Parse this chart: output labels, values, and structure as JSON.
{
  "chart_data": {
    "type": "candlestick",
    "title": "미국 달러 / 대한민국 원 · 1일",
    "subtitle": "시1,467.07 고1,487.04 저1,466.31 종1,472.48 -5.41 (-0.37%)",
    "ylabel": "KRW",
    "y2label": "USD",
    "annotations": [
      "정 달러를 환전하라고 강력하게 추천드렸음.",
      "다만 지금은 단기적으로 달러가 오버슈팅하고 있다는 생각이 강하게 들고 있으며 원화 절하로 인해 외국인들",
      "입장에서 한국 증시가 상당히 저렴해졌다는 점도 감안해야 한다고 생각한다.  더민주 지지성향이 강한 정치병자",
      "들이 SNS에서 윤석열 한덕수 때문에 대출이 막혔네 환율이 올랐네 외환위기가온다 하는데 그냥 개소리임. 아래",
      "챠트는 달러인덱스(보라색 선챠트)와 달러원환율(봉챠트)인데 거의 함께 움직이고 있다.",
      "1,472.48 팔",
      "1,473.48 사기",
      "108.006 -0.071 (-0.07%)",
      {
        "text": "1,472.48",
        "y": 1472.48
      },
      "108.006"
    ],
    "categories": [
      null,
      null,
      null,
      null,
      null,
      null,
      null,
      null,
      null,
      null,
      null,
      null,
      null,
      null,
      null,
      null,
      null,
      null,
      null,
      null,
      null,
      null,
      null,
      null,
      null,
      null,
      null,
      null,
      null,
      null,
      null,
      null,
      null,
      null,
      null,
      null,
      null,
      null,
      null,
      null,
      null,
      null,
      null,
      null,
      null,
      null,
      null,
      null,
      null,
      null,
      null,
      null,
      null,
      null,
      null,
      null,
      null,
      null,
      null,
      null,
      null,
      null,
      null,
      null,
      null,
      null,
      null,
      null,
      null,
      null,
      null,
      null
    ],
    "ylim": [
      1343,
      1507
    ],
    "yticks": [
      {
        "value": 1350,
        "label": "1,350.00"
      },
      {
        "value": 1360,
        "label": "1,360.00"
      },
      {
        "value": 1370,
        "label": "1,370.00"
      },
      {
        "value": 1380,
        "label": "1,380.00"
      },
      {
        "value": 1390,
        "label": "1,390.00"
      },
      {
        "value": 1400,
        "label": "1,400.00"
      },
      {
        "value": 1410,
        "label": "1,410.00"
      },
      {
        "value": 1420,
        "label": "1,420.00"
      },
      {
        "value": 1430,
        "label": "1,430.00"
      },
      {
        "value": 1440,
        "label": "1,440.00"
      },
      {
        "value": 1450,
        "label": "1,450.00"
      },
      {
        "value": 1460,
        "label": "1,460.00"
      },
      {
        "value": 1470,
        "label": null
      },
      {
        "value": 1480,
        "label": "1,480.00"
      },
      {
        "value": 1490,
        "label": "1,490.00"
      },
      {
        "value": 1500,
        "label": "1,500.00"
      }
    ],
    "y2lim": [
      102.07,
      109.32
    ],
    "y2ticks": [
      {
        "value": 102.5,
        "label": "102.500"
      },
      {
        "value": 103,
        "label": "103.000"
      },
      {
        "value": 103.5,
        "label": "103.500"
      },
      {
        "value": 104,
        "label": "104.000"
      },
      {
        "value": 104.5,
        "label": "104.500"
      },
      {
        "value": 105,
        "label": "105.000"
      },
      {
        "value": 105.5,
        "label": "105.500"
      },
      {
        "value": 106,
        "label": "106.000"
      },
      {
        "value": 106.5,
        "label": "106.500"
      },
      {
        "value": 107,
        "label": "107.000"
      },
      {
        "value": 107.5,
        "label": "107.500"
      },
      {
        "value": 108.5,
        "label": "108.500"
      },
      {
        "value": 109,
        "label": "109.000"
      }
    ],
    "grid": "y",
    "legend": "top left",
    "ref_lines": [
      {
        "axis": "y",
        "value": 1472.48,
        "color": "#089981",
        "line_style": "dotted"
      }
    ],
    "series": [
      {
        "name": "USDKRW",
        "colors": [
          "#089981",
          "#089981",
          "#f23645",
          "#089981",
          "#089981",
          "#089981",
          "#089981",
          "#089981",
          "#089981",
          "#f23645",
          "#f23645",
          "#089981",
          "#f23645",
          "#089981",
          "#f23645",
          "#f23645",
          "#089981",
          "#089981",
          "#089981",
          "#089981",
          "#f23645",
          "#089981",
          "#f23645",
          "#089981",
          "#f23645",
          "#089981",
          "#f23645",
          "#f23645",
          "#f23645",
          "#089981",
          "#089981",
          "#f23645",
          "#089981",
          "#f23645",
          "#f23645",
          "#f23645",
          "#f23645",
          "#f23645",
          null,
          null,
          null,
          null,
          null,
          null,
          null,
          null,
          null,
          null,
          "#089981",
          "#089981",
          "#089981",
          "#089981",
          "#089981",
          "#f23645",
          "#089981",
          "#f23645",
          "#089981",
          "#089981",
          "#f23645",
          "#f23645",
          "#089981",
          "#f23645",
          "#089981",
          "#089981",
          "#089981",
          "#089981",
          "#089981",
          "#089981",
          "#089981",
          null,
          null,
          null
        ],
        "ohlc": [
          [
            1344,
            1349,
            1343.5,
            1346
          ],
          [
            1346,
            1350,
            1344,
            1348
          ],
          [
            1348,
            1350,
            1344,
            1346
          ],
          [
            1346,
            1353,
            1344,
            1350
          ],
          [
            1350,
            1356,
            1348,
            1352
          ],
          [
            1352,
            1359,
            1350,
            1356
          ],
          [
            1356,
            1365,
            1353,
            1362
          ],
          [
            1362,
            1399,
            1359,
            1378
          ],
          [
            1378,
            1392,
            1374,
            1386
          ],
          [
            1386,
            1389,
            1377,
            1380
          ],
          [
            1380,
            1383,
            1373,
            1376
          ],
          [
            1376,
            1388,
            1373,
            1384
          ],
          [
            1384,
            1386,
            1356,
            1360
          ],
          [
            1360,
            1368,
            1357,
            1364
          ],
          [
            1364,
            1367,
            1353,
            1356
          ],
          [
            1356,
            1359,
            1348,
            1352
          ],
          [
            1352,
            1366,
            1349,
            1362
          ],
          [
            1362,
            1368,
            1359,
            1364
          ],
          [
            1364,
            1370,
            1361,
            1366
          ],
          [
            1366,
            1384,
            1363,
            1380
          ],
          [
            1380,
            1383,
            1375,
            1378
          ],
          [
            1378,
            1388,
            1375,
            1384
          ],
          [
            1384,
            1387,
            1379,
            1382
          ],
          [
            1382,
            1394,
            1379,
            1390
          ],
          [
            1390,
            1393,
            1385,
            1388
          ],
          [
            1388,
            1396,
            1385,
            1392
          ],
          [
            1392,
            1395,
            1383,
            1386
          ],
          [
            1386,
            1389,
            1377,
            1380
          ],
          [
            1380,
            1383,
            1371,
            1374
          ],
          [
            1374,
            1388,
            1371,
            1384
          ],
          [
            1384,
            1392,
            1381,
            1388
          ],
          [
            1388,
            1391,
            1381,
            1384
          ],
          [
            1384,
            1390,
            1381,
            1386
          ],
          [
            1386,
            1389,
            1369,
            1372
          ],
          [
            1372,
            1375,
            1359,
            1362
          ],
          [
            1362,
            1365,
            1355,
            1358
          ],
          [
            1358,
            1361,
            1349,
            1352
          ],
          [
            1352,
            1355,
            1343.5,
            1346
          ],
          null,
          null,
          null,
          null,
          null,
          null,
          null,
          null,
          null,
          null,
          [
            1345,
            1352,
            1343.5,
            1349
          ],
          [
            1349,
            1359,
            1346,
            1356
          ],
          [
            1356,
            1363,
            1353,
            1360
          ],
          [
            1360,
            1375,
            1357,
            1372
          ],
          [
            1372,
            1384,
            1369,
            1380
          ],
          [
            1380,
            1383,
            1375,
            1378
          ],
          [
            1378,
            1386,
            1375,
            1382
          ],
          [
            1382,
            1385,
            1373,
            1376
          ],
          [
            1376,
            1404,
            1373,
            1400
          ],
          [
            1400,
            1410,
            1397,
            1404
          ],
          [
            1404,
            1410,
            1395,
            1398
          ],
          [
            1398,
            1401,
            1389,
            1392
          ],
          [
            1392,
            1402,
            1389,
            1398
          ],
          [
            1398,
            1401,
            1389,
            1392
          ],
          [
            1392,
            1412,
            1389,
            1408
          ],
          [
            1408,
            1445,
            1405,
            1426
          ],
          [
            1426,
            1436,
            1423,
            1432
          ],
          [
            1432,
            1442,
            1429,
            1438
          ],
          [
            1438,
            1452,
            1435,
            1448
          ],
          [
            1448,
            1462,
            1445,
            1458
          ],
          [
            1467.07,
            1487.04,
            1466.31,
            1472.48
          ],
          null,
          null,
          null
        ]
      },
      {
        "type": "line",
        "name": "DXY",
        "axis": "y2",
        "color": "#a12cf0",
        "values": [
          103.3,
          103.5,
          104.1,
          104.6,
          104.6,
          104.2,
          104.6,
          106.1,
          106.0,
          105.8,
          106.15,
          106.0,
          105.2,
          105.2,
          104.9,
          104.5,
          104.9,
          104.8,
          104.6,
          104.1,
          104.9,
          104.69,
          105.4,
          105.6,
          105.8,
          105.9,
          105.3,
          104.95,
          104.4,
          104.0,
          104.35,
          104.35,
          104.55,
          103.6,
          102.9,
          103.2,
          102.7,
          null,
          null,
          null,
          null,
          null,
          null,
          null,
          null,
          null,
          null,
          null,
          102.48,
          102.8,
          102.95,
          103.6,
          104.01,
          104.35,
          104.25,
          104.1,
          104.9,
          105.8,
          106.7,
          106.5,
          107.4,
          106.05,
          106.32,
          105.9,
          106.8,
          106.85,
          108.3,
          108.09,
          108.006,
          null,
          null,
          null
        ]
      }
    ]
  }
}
-=-=-=-=-
Return each line in the records that holds the string "values".

▶ Answer to the task
Parse this chart: output labels, values, and structure as JSON.
        "values": [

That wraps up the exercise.